## Given task
Set down, without alteration, the lines from the one that contains "Read this page and output its text content." through the final line of the material below.

(Data records)
-- BEGIN --

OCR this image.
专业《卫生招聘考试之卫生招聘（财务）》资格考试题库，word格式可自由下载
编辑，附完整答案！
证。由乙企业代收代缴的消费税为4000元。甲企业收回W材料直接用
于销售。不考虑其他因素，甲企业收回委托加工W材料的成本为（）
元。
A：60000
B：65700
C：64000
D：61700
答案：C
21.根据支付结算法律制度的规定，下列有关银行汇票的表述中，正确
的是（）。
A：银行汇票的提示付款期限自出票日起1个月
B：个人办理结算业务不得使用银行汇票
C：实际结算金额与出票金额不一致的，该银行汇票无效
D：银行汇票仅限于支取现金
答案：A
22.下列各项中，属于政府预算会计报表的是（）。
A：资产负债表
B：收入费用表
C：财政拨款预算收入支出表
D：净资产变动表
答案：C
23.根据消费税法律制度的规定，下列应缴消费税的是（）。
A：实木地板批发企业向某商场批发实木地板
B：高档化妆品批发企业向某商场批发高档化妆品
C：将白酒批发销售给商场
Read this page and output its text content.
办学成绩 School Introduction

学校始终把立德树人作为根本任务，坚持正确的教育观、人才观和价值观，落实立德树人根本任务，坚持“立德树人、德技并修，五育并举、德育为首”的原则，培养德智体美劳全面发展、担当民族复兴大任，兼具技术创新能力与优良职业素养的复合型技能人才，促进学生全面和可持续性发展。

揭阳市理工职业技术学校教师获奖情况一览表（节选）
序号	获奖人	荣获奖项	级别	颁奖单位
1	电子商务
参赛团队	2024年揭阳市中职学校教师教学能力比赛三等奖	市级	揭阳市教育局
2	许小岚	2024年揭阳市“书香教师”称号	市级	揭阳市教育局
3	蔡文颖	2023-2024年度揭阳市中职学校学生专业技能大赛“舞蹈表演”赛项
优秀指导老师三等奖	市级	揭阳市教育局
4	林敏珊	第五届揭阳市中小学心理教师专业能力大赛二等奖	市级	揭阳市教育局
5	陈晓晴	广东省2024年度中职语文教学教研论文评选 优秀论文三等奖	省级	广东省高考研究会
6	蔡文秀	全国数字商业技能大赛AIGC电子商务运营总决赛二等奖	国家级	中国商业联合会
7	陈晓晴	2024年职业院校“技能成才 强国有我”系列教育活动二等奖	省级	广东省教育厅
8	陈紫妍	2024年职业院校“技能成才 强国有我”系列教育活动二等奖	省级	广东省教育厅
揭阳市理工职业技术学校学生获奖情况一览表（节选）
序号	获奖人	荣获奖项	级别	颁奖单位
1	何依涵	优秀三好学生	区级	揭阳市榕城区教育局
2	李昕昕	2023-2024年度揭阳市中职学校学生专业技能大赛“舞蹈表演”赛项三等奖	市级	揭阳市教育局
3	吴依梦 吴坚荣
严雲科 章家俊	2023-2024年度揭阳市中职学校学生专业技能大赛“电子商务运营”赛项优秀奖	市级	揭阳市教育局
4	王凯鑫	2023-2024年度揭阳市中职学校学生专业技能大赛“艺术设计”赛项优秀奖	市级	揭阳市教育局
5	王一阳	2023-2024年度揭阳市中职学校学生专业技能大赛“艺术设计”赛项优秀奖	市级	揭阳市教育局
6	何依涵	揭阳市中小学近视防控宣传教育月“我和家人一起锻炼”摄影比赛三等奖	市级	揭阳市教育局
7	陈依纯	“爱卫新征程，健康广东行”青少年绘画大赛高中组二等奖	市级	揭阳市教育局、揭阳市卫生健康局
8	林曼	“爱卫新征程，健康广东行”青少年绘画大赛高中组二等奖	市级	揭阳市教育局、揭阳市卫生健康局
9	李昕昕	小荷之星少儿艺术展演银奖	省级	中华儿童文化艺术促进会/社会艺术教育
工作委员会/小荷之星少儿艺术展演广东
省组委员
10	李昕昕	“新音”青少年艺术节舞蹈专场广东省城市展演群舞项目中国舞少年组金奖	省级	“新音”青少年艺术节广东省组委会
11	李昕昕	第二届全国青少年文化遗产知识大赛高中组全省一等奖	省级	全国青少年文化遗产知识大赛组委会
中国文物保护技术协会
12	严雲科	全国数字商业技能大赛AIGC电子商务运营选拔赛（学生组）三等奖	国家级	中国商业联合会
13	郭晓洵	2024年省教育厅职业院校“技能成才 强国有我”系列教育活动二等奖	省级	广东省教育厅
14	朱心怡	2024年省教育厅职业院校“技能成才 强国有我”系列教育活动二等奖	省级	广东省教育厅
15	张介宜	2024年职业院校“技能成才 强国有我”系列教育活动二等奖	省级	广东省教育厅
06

-- END --

## Task answer
Read this page and output its text content.
办学成绩 School Introduction

学校始终把立德树人作为根本任务，坚持正确的教育观、人才观和价值观，落实立德树人根本任务，坚持“立德树人、德技并修，五育并举、德育为首”的原则，培养德智体美劳全面发展、担当民族复兴大任，兼具技术创新能力与优良职业素养的复合型技能人才，促进学生全面和可持续性发展。

揭阳市理工职业技术学校教师获奖情况一览表（节选）
序号	获奖人	荣获奖项	级别	颁奖单位
1	电子商务
参赛团队	2024年揭阳市中职学校教师教学能力比赛三等奖	市级	揭阳市教育局
2	许小岚	2024年揭阳市“书香教师”称号	市级	揭阳市教育局
3	蔡文颖	2023-2024年度揭阳市中职学校学生专业技能大赛“舞蹈表演”赛项
优秀指导老师三等奖	市级	揭阳市教育局
4	林敏珊	第五届揭阳市中小学心理教师专业能力大赛二等奖	市级	揭阳市教育局
5	陈晓晴	广东省2024年度中职语文教学教研论文评选 优秀论文三等奖	省级	广东省高考研究会
6	蔡文秀	全国数字商业技能大赛AIGC电子商务运营总决赛二等奖	国家级	中国商业联合会
7	陈晓晴	2024年职业院校“技能成才 强国有我”系列教育活动二等奖	省级	广东省教育厅
8	陈紫妍	2024年职业院校“技能成才 强国有我”系列教育活动二等奖	省级	广东省教育厅
揭阳市理工职业技术学校学生获奖情况一览表（节选）
序号	获奖人	荣获奖项	级别	颁奖单位
1	何依涵	优秀三好学生	区级	揭阳市榕城区教育局
2	李昕昕	2023-2024年度揭阳市中职学校学生专业技能大赛“舞蹈表演”赛项三等奖	市级	揭阳市教育局
3	吴依梦 吴坚荣
严雲科 章家俊	2023-2024年度揭阳市中职学校学生专业技能大赛“电子商务运营”赛项优秀奖	市级	揭阳市教育局
4	王凯鑫	2023-2024年度揭阳市中职学校学生专业技能大赛“艺术设计”赛项优秀奖	市级	揭阳市教育局
5	王一阳	2023-2024年度揭阳市中职学校学生专业技能大赛“艺术设计”赛项优秀奖	市级	揭阳市教育局
6	何依涵	揭阳市中小学近视防控宣传教育月“我和家人一起锻炼”摄影比赛三等奖	市级	揭阳市教育局
7	陈依纯	“爱卫新征程，健康广东行”青少年绘画大赛高中组二等奖	市级	揭阳市教育局、揭阳市卫生健康局
8	林曼	“爱卫新征程，健康广东行”青少年绘画大赛高中组二等奖	市级	揭阳市教育局、揭阳市卫生健康局
9	李昕昕	小荷之星少儿艺术展演银奖	省级	中华儿童文化艺术促进会/社会艺术教育
工作委员会/小荷之星少儿艺术展演广东
省组委员
10	李昕昕	“新音”青少年艺术节舞蹈专场广东省城市展演群舞项目中国舞少年组金奖	省级	“新音”青少年艺术节广东省组委会
11	李昕昕	第二届全国青少年文化遗产知识大赛高中组全省一等奖	省级	全国青少年文化遗产知识大赛组委会
中国文物保护技术协会
12	严雲科	全国数字商业技能大赛AIGC电子商务运营选拔赛（学生组）三等奖	国家级	中国商业联合会
13	郭晓洵	2024年省教育厅职业院校“技能成才 强国有我”系列教育活动二等奖	省级	广东省教育厅
14	朱心怡	2024年省教育厅职业院校“技能成才 强国有我”系列教育活动二等奖	省级	广东省教育厅
15	张介宜	2024年职业院校“技能成才 强国有我”系列教育活动二等奖	省级	广东省教育厅
06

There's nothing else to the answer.